● **What needs to be done**: Every line below should be copied exactly; drop the pictures.

──────── Items ────────

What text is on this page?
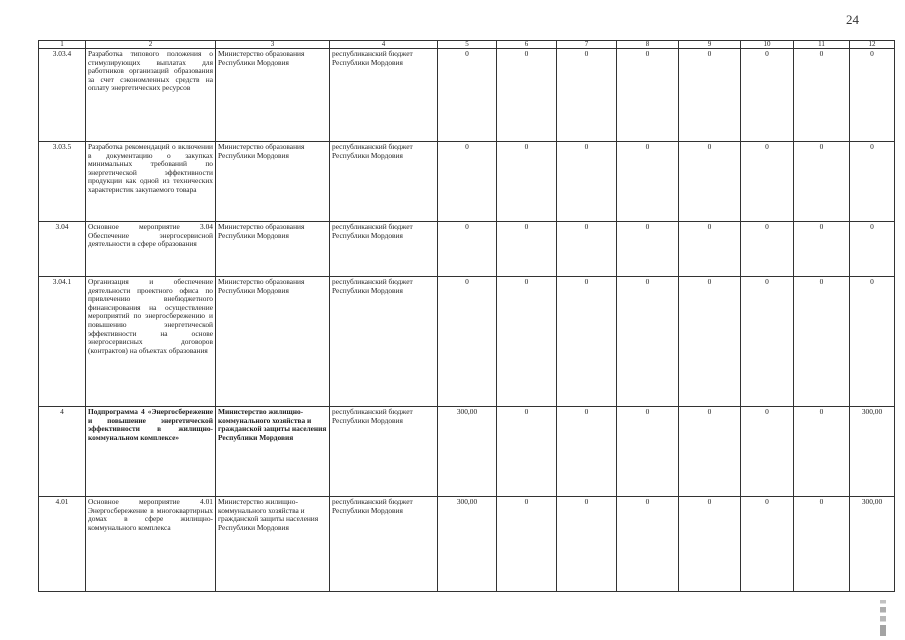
24
1	2	3	4	5	6	7	8	9	10	11	12
3.03.4	Разработка типового положения о стимулирующих выплатах для работников организаций образования за счет сэкономленных средств на оплату энергетических ресурсов	Министерство образования Республики Мордовия	республиканский бюджет Республики Мордовия	0	0	0	0	0	0	0	0
3.03.5	Разработка рекомендаций о включении в документацию о закупках минимальных требований по энергетической эффективности продукции как одной из технических характеристик закупаемого товара	Министерство образования Республики Мордовия	республиканский бюджет Республики Мордовия	0	0	0	0	0	0	0	0
3.04	Основное мероприятие 3.04 Обеспечение энергосервисной деятельности в сфере образования	Министерство образования Республики Мордовия	республиканский бюджет Республики Мордовия	0	0	0	0	0	0	0	0
3.04.1	Организация и обеспечение деятельности проектного офиса по привлечению внебюджетного финансирования на осуществление мероприятий по энергосбережению и повышению энергетической эффективности на основе энергосервисных договоров (контрактов) на объектах образования	Министерство образования Республики Мордовия	республиканский бюджет Республики Мордовия	0	0	0	0	0	0	0	0
4	Подпрограмма 4 «Энергосбережение и повышение энергетической эффективности в жилищно-коммунальном комплексе»	Министерство жилищно-коммунального хозяйства и гражданской защиты населения Республики Мордовия	республиканский бюджет Республики Мордовия	300,00	0	0	0	0	0	0	300,00
4.01	Основное мероприятие 4.01 Энергосбережение в многоквартирных домах в сфере жилищно-коммунального комплекса	Министерство жилищно-коммунального хозяйства и гражданской защиты населения Республики Мордовия	республиканский бюджет Республики Мордовия	300,00	0	0	0	0	0	0	300,00
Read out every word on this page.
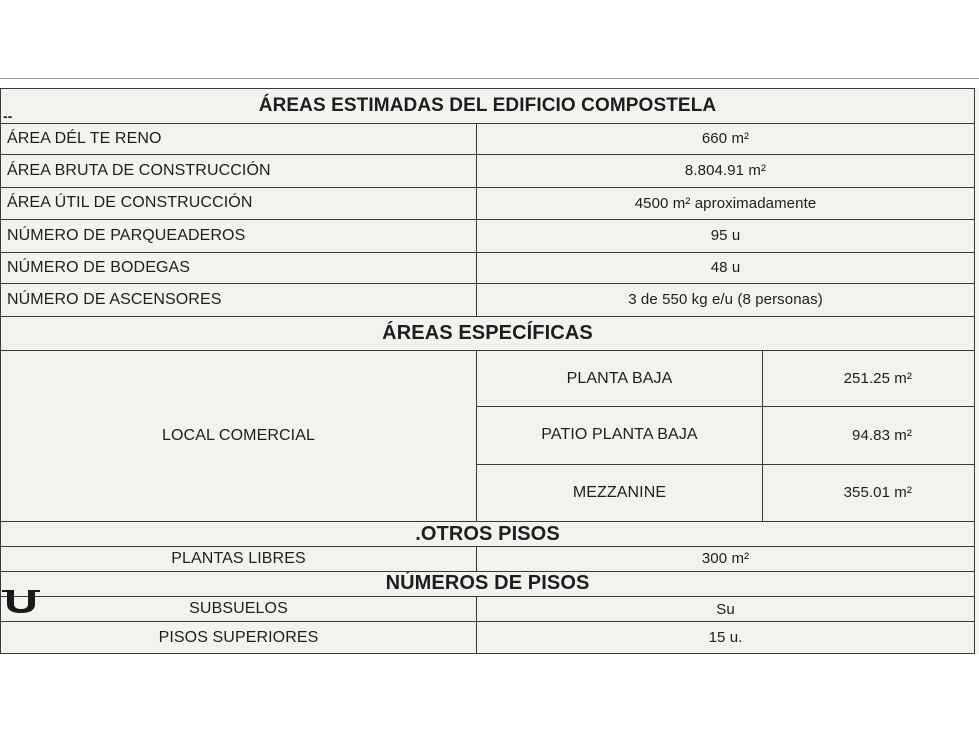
ÁREAS ESTIMADAS DEL EDIFICIO COMPOSTELA		
ÁREA DÉL TE RENO	660 m²	
ÁREA BRUTA DE CONSTRUCCIÓN	8.804.91 m²	
ÁREA ÚTIL DE CONSTRUCCIÓN	4500 m² aproximadamente	
NÚMERO DE PARQUEADEROS	95 u	
NÚMERO DE BODEGAS	48 u	
NÚMERO DE ASCENSORES	3 de 550 kg e/u (8 personas)	
ÁREAS ESPECÍFICAS		
LOCAL COMERCIAL	PLANTA BAJA	251.25 m²
	PATIO PLANTA BAJA	94.83 m²
	MEZZANINE	355.01 m²
.OTROS PISOS		
PLANTAS LIBRES	300 m²	
NÚMEROS DE PISOS		
SUBSUELOS	Su	
PISOS SUPERIORES	15 u.	
--
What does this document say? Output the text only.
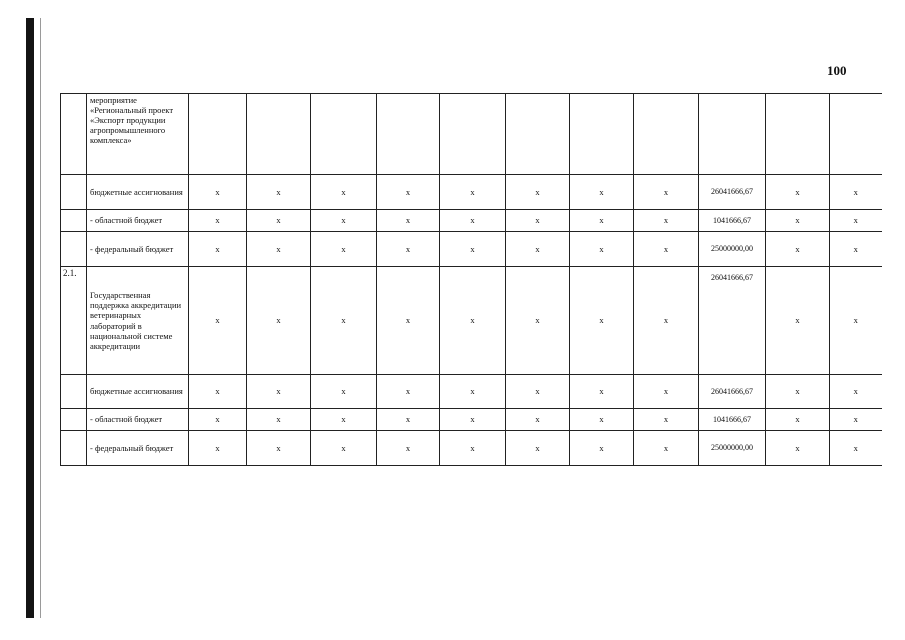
100
	мероприятие «Региональный проект «Экспорт продукции агропромышленного комплекса»											
	бюджетные ассигнования	x	x	x	x	x	x	x	x	26041666,67	x	x
	- областной бюджет	x	x	x	x	x	x	x	x	1041666,67	x	x
	- федеральный бюджет	x	x	x	x	x	x	x	x	25000000,00	x	x
2.1.	Государственная поддержка аккредитации ветеринарных лабораторий в национальной системе аккредитации	x	x	x	x	x	x	x	x	26041666,67	x	x
	бюджетные ассигнования	x	x	x	x	x	x	x	x	26041666,67	x	x
	- областной бюджет	x	x	x	x	x	x	x	x	1041666,67	x	x
	- федеральный бюджет	x	x	x	x	x	x	x	x	25000000,00	x	x
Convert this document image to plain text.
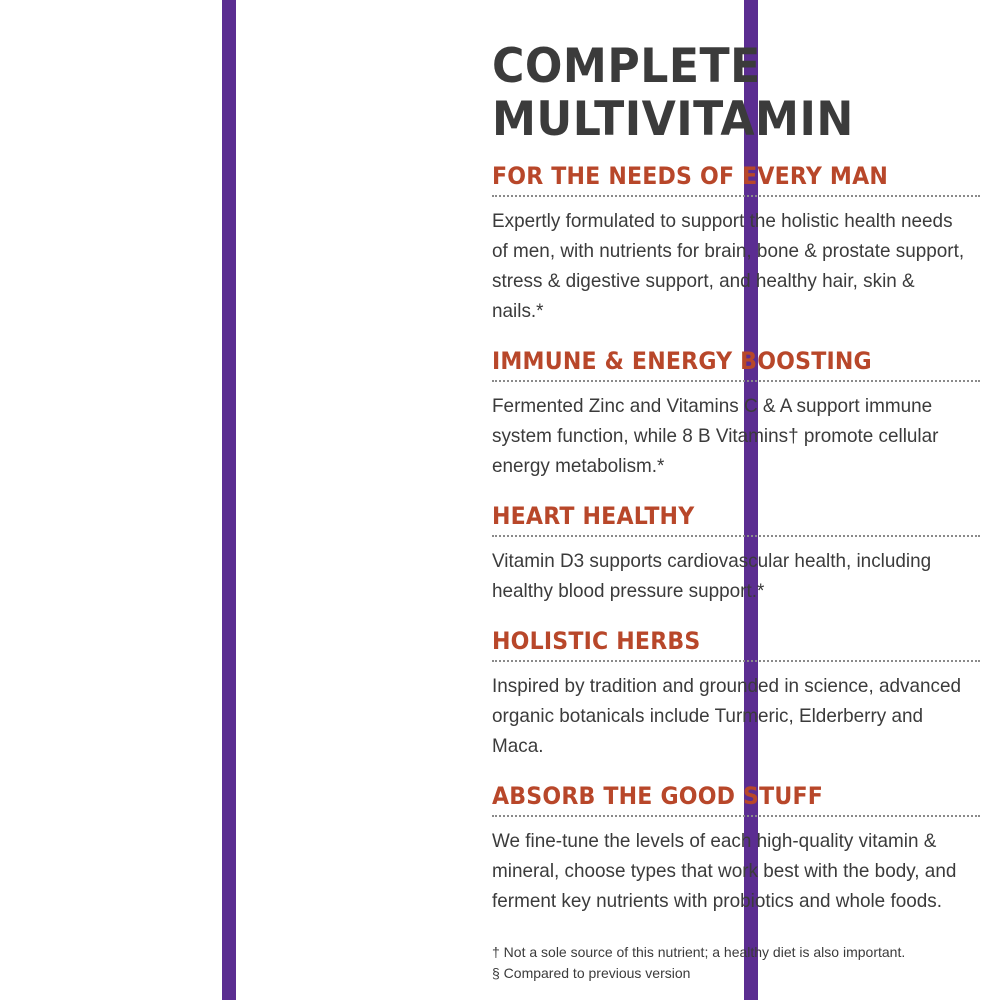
COMPLETE MULTIVITAMIN
FOR THE NEEDS OF EVERY MAN

Expertly formulated to support the holistic health needs of men, with nutrients for brain, bone & prostate support, stress & digestive support, and healthy hair, skin & nails.*

IMMUNE & ENERGY BOOSTING

Fermented Zinc and Vitamins C & A support immune system function, while 8 B Vitamins† promote cellular energy metabolism.*

HEART HEALTHY

Vitamin D3 supports cardiovascular health, including healthy blood pressure support.*

HOLISTIC HERBS

Inspired by tradition and grounded in science, advanced organic botanicals include Turmeric, Elderberry and Maca.

ABSORB THE GOOD STUFF

We fine-tune the levels of each high-quality vitamin & mineral, choose types that work best with the body, and ferment key nutrients with probiotics and whole foods.

† Not a sole source of this nutrient; a healthy diet is also important.

§ Compared to previous version
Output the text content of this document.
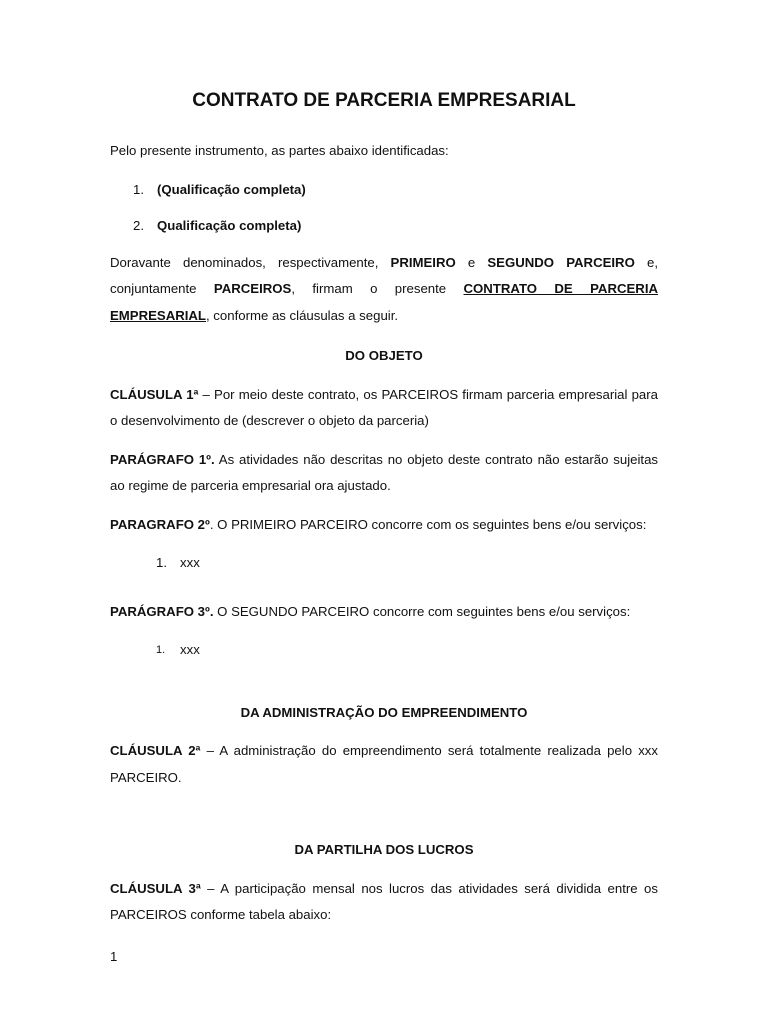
CONTRATO DE PARCERIA EMPRESARIAL

Pelo presente instrumento, as partes abaixo identificadas:

1. (Qualificação completa)
2. Qualificação completa)

Doravante denominados, respectivamente, PRIMEIRO e SEGUNDO PARCEIRO e, conjuntamente PARCEIROS, firmam o presente CONTRATO DE PARCERIA EMPRESARIAL, conforme as cláusulas a seguir.

DO OBJETO

CLÁUSULA 1ª – Por meio deste contrato, os PARCEIROS firmam parceria empresarial para o desenvolvimento de (descrever o objeto da parceria)

PARÁGRAFO 1º. As atividades não descritas no objeto deste contrato não estarão sujeitas ao regime de parceria empresarial ora ajustado.

PARAGRAFO 2º. O PRIMEIRO PARCEIRO concorre com os seguintes bens e/ou serviços:

1. xxx

PARÁGRAFO 3º. O SEGUNDO PARCEIRO concorre com seguintes bens e/ou serviços:

1.	xxx
DA ADMINISTRAÇÃO DO EMPREENDIMENTO

CLÁUSULA 2ª – A administração do empreendimento será totalmente realizada pelo xxx PARCEIRO.

DA PARTILHA DOS LUCROS

CLÁUSULA 3ª – A participação mensal nos lucros das atividades será dividida entre os PARCEIROS conforme tabela abaixo:

1
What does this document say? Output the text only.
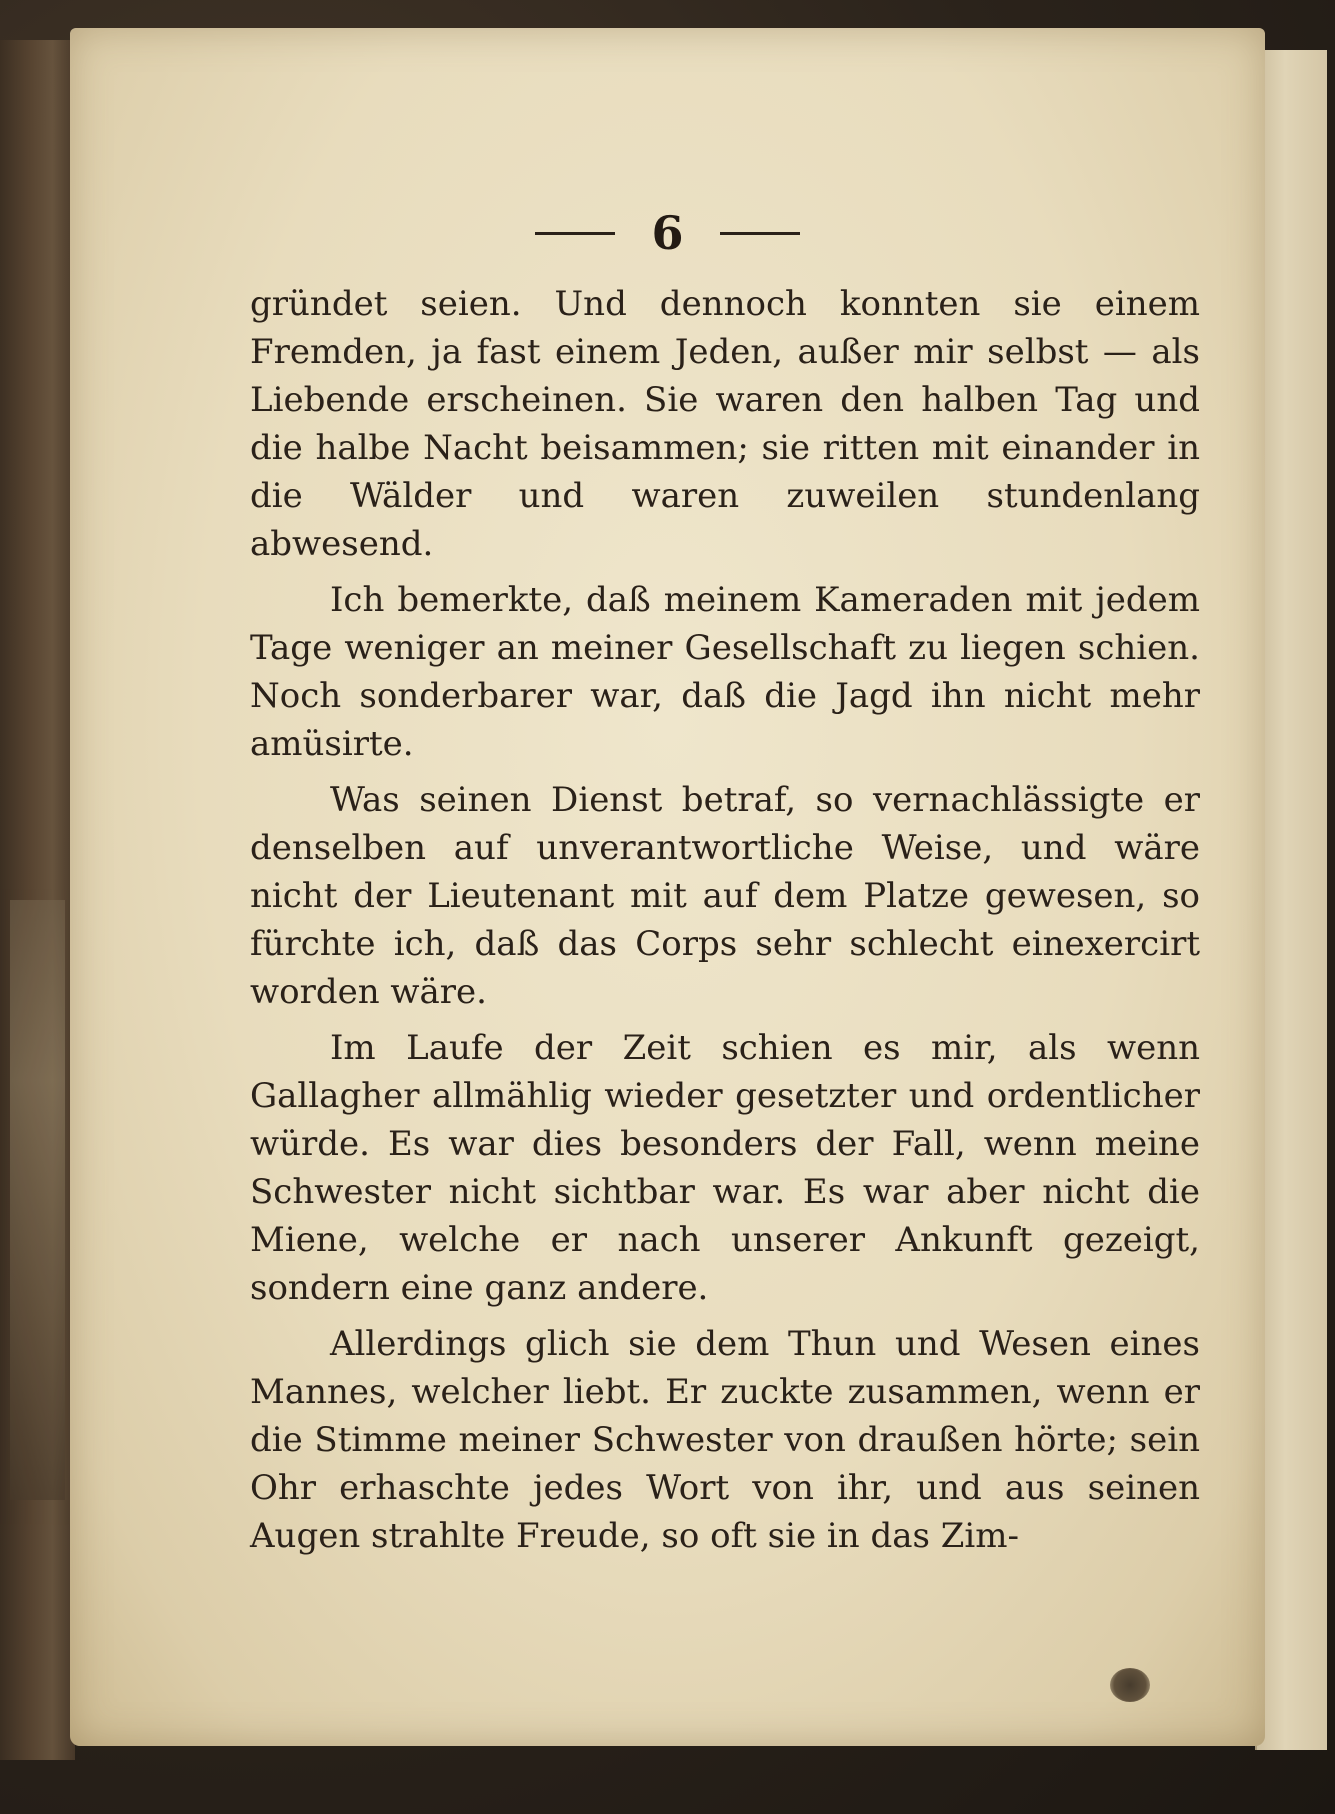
6

gründet seien. Und dennoch konnten sie einem Fremden, ja fast einem Jeden, außer mir selbst — als Liebende erscheinen. Sie waren den halben Tag und die halbe Nacht beisammen; sie ritten mit einander in die Wälder und waren zuweilen stundenlang abwesend.

Ich bemerkte, daß meinem Kameraden mit jedem Tage weniger an meiner Gesellschaft zu liegen schien. Noch sonderbarer war, daß die Jagd ihn nicht mehr amüsirte.

Was seinen Dienst betraf, so vernachlässigte er denselben auf unverantwortliche Weise, und wäre nicht der Lieutenant mit auf dem Platze gewesen, so fürchte ich, daß das Corps sehr schlecht einexercirt worden wäre.

Im Laufe der Zeit schien es mir, als wenn Gallagher allmählig wieder gesetzter und ordentlicher würde. Es war dies besonders der Fall, wenn meine Schwester nicht sichtbar war. Es war aber nicht die Miene, welche er nach unserer Ankunft gezeigt, sondern eine ganz andere.

Allerdings glich sie dem Thun und Wesen eines Mannes, welcher liebt. Er zuckte zusammen, wenn er die Stimme meiner Schwester von draußen hörte; sein Ohr erhaschte jedes Wort von ihr, und aus seinen Augen strahlte Freude, so oft sie in das Zim-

────────

● **Output of the task**:
What text is on this page?
24
1	2	3	4	5	6	7	8	9	10	11	12
3.03.4	Разработка типового положения о стимулирующих выплатах для работников организаций образования за счет сэкономленных средств на оплату энергетических ресурсов	Министерство образования Республики Мордовия	республиканский бюджет Республики Мордовия	0	0	0	0	0	0	0	0
3.03.5	Разработка рекомендаций о включении в документацию о закупках минимальных требований по энергетической эффективности продукции как одной из технических характеристик закупаемого товара	Министерство образования Республики Мордовия	республиканский бюджет Республики Мордовия	0	0	0	0	0	0	0	0
3.04	Основное мероприятие 3.04 Обеспечение энергосервисной деятельности в сфере образования	Министерство образования Республики Мордовия	республиканский бюджет Республики Мордовия	0	0	0	0	0	0	0	0
3.04.1	Организация и обеспечение деятельности проектного офиса по привлечению внебюджетного финансирования на осуществление мероприятий по энергосбережению и повышению энергетической эффективности на основе энергосервисных договоров (контрактов) на объектах образования	Министерство образования Республики Мордовия	республиканский бюджет Республики Мордовия	0	0	0	0	0	0	0	0
4	Подпрограмма 4 «Энергосбережение и повышение энергетической эффективности в жилищно-коммунальном комплексе»	Министерство жилищно-коммунального хозяйства и гражданской защиты населения Республики Мордовия	республиканский бюджет Республики Мордовия	300,00	0	0	0	0	0	0	300,00
4.01	Основное мероприятие 4.01 Энергосбережение в многоквартирных домах в сфере жилищно-коммунального комплекса	Министерство жилищно-коммунального хозяйства и гражданской защиты населения Республики Мордовия	республиканский бюджет Республики Мордовия	300,00	0	0	0	0	0	0	300,00
Read out every word on this page.
ÁREAS ESTIMADAS DEL EDIFICIO COMPOSTELA		
ÁREA DÉL TE RENO	660 m²	
ÁREA BRUTA DE CONSTRUCCIÓN	8.804.91 m²	
ÁREA ÚTIL DE CONSTRUCCIÓN	4500 m² aproximadamente	
NÚMERO DE PARQUEADEROS	95 u	
NÚMERO DE BODEGAS	48 u	
NÚMERO DE ASCENSORES	3 de 550 kg e/u (8 personas)	
ÁREAS ESPECÍFICAS		
LOCAL COMERCIAL	PLANTA BAJA	251.25 m²
	PATIO PLANTA BAJA	94.83 m²
	MEZZANINE	355.01 m²
.OTROS PISOS		
PLANTAS LIBRES	300 m²	
NÚMEROS DE PISOS		
SUBSUELOS	Su	
PISOS SUPERIORES	15 u.	
--
What does this document say? Output the text only.
100
	мероприятие «Региональный проект «Экспорт продукции агропромышленного комплекса»											
	бюджетные ассигнования	x	x	x	x	x	x	x	x	26041666,67	x	x
	- областной бюджет	x	x	x	x	x	x	x	x	1041666,67	x	x
	- федеральный бюджет	x	x	x	x	x	x	x	x	25000000,00	x	x
2.1.	Государственная поддержка аккредитации ветеринарных лабораторий в национальной системе аккредитации	x	x	x	x	x	x	x	x	26041666,67	x	x
	бюджетные ассигнования	x	x	x	x	x	x	x	x	26041666,67	x	x
	- областной бюджет	x	x	x	x	x	x	x	x	1041666,67	x	x
	- федеральный бюджет	x	x	x	x	x	x	x	x	25000000,00	x	x
Convert this document image to plain text.
COMPLETE MULTIVITAMIN
FOR THE NEEDS OF EVERY MAN

Expertly formulated to support the holistic health needs of men, with nutrients for brain, bone & prostate support, stress & digestive support, and healthy hair, skin & nails.*

IMMUNE & ENERGY BOOSTING

Fermented Zinc and Vitamins C & A support immune system function, while 8 B Vitamins† promote cellular energy metabolism.*

HEART HEALTHY

Vitamin D3 supports cardiovascular health, including healthy blood pressure support.*

HOLISTIC HERBS

Inspired by tradition and grounded in science, advanced organic botanicals include Turmeric, Elderberry and Maca.

ABSORB THE GOOD STUFF

We fine-tune the levels of each high-quality vitamin & mineral, choose types that work best with the body, and ferment key nutrients with probiotics and whole foods.

† Not a sole source of this nutrient; a healthy diet is also important.

§ Compared to previous version
Output the text content of this document.
CONTRATO DE PARCERIA EMPRESARIAL

Pelo presente instrumento, as partes abaixo identificadas:

1. (Qualificação completa)
2. Qualificação completa)

Doravante denominados, respectivamente, PRIMEIRO e SEGUNDO PARCEIRO e, conjuntamente PARCEIROS, firmam o presente CONTRATO DE PARCERIA EMPRESARIAL, conforme as cláusulas a seguir.

DO OBJETO

CLÁUSULA 1ª – Por meio deste contrato, os PARCEIROS firmam parceria empresarial para o desenvolvimento de (descrever o objeto da parceria)

PARÁGRAFO 1º. As atividades não descritas no objeto deste contrato não estarão sujeitas ao regime de parceria empresarial ora ajustado.

PARAGRAFO 2º. O PRIMEIRO PARCEIRO concorre com os seguintes bens e/ou serviços:

1. xxx

PARÁGRAFO 3º. O SEGUNDO PARCEIRO concorre com seguintes bens e/ou serviços:

1.	xxx
DA ADMINISTRAÇÃO DO EMPREENDIMENTO

CLÁUSULA 2ª – A administração do empreendimento será totalmente realizada pelo xxx PARCEIRO.

DA PARTILHA DOS LUCROS

CLÁUSULA 3ª – A participação mensal nos lucros das atividades será dividida entre os PARCEIROS conforme tabela abaixo:

1
What does this document say? Output the text only.
6

gründet seien. Und dennoch konnten sie einem Fremden, ja fast einem Jeden, außer mir selbst — als Liebende erscheinen. Sie waren den halben Tag und die halbe Nacht beisammen; sie ritten mit einander in die Wälder und waren zuweilen stundenlang abwesend.

Ich bemerkte, daß meinem Kameraden mit jedem Tage weniger an meiner Gesellschaft zu liegen schien. Noch sonderbarer war, daß die Jagd ihn nicht mehr amüsirte.

Was seinen Dienst betraf, so vernachlässigte er denselben auf unverantwortliche Weise, und wäre nicht der Lieutenant mit auf dem Platze gewesen, so fürchte ich, daß das Corps sehr schlecht einexercirt worden wäre.

Im Laufe der Zeit schien es mir, als wenn Gallagher allmählig wieder gesetzter und ordentlicher würde. Es war dies besonders der Fall, wenn meine Schwester nicht sichtbar war. Es war aber nicht die Miene, welche er nach unserer Ankunft gezeigt, sondern eine ganz andere.

Allerdings glich sie dem Thun und Wesen eines Mannes, welcher liebt. Er zuckte zusammen, wenn er die Stimme meiner Schwester von draußen hörte; sein Ohr erhaschte jedes Wort von ihr, und aus seinen Augen strahlte Freude, so oft sie in das Zim-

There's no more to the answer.